Give an exact transcription of every line, dropping the images.

→ **PROVIDED ENTRIES**:
+ + +
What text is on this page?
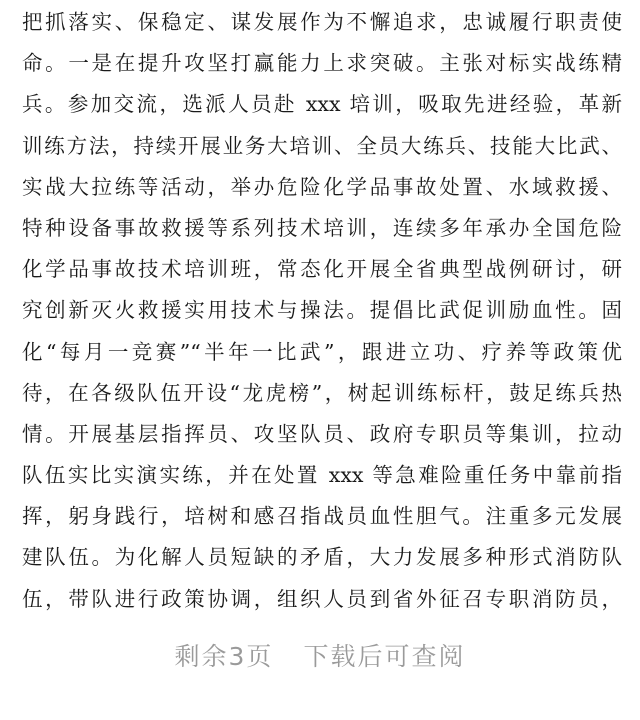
把抓落实、保稳定、谋发展作为不懈追求，忠诚履行职责使
命。一是在提升攻坚打赢能力上求突破。主张对标实战练精
兵。参加交流，选派人员赴 xxx 培训，吸取先进经验，革新
训练方法，持续开展业务大培训、全员大练兵、技能大比武、
实战大拉练等活动，举办危险化学品事故处置、水域救援、
特种设备事故救援等系列技术培训，连续多年承办全国危险
化学品事故技术培训班，常态化开展全省典型战例研讨，研
究创新灭火救援实用技术与操法。提倡比武促训励血性。固
化“每月一竞赛”“半年一比武”，跟进立功、疗养等政策优
待，在各级队伍开设“龙虎榜”，树起训练标杆，鼓足练兵热
情。开展基层指挥员、攻坚队员、政府专职员等集训，拉动
队伍实比实演实练，并在处置 xxx 等急难险重任务中靠前指
挥，躬身践行，培树和感召指战员血性胆气。注重多元发展
建队伍。为化解人员短缺的矛盾，大力发展多种形式消防队
伍，带队进行政策协调，组织人员到省外征召专职消防员，
剩余3页 下载后可查阅
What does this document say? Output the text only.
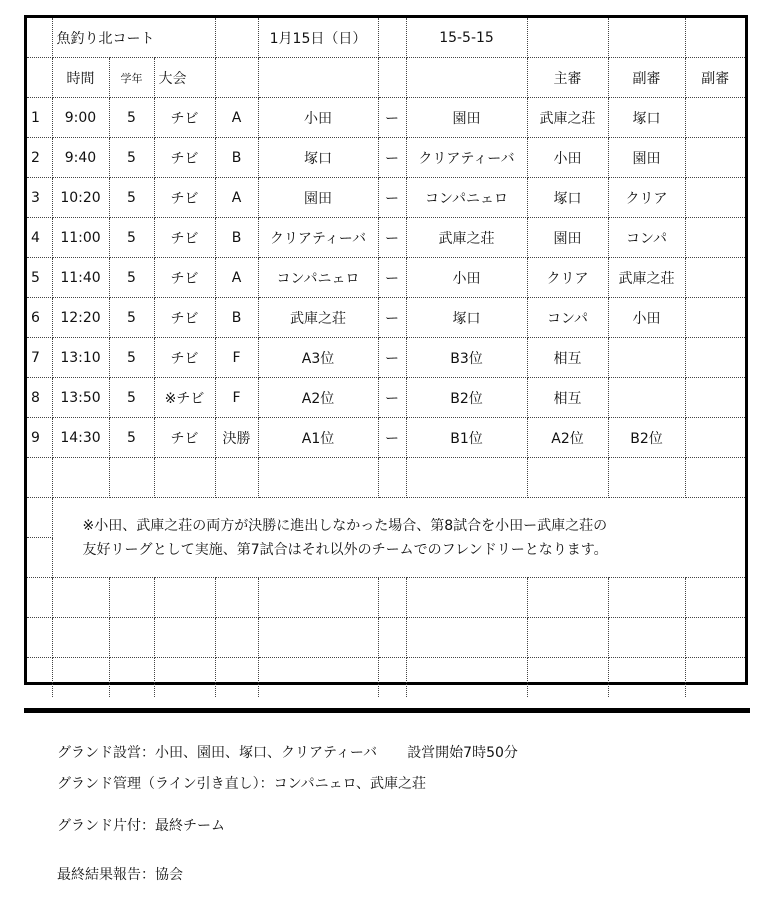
	魚釣り北コート				1月15日（日）		15-5-15			
	時間	学年	大会					主審	副審	副審
1	9:00	5	チビ	A	小田	ー	園田	武庫之荘	塚口	
2	9:40	5	チビ	B	塚口	ー	クリアティーバ	小田	園田	
3	10:20	5	チビ	A	園田	ー	コンパニェロ	塚口	クリア	
4	11:00	5	チビ	B	クリアティーバ	ー	武庫之荘	園田	コンパ	
5	11:40	5	チビ	A	コンパニェロ	ー	小田	クリア	武庫之荘	
6	12:20	5	チビ	B	武庫之荘	ー	塚口	コンパ	小田	
7	13:10	5	チビ	F	A3位	ー	B3位	相互		
8	13:50	5	※チビ	F	A2位	ー	B2位	相互		
9	14:30	5	チビ	決勝	A1位	ー	B1位	A2位	B2位	

	※小田、武庫之荘の両方が決勝に進出しなかった場合、第8試合を小田ー武庫之荘の
友好リーグとして実施、第7試合はそれ以外のチームでのフレンドリーとなります。									

グランド設営：小田、園田、塚口、クリアティーバ 設営開始7時50分
グランド管理（ライン引き直し）：コンパニェロ、武庫之荘
グランド片付：最終チーム
最終結果報告：協会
+ + +
→ **EXERCISE OUTPUT**:
What text is on this page?
把抓落实、保稳定、谋发展作为不懈追求，忠诚履行职责使
命。一是在提升攻坚打赢能力上求突破。主张对标实战练精
兵。参加交流，选派人员赴 xxx 培训，吸取先进经验，革新
训练方法，持续开展业务大培训、全员大练兵、技能大比武、
实战大拉练等活动，举办危险化学品事故处置、水域救援、
特种设备事故救援等系列技术培训，连续多年承办全国危险
化学品事故技术培训班，常态化开展全省典型战例研讨，研
究创新灭火救援实用技术与操法。提倡比武促训励血性。固
化“每月一竞赛”“半年一比武”，跟进立功、疗养等政策优
待，在各级队伍开设“龙虎榜”，树起训练标杆，鼓足练兵热
情。开展基层指挥员、攻坚队员、政府专职员等集训，拉动
队伍实比实演实练，并在处置 xxx 等急难险重任务中靠前指
挥，躬身践行，培树和感召指战员血性胆气。注重多元发展
建队伍。为化解人员短缺的矛盾，大力发展多种形式消防队
伍，带队进行政策协调，组织人员到省外征召专职消防员，
剩余3页 下载后可查阅
What does this document say? Output the text only.
	魚釣り北コート				1月15日（日）		15-5-15			
	時間	学年	大会					主審	副審	副審
1	9:00	5	チビ	A	小田	ー	園田	武庫之荘	塚口	
2	9:40	5	チビ	B	塚口	ー	クリアティーバ	小田	園田	
3	10:20	5	チビ	A	園田	ー	コンパニェロ	塚口	クリア	
4	11:00	5	チビ	B	クリアティーバ	ー	武庫之荘	園田	コンパ	
5	11:40	5	チビ	A	コンパニェロ	ー	小田	クリア	武庫之荘	
6	12:20	5	チビ	B	武庫之荘	ー	塚口	コンパ	小田	
7	13:10	5	チビ	F	A3位	ー	B3位	相互		
8	13:50	5	※チビ	F	A2位	ー	B2位	相互		
9	14:30	5	チビ	決勝	A1位	ー	B1位	A2位	B2位	

	※小田、武庫之荘の両方が決勝に進出しなかった場合、第8試合を小田ー武庫之荘の
友好リーグとして実施、第7試合はそれ以外のチームでのフレンドリーとなります。									

グランド設営：小田、園田、塚口、クリアティーバ 設営開始7時50分
グランド管理（ライン引き直し）：コンパニェロ、武庫之荘
グランド片付：最終チーム
最終結果報告：協会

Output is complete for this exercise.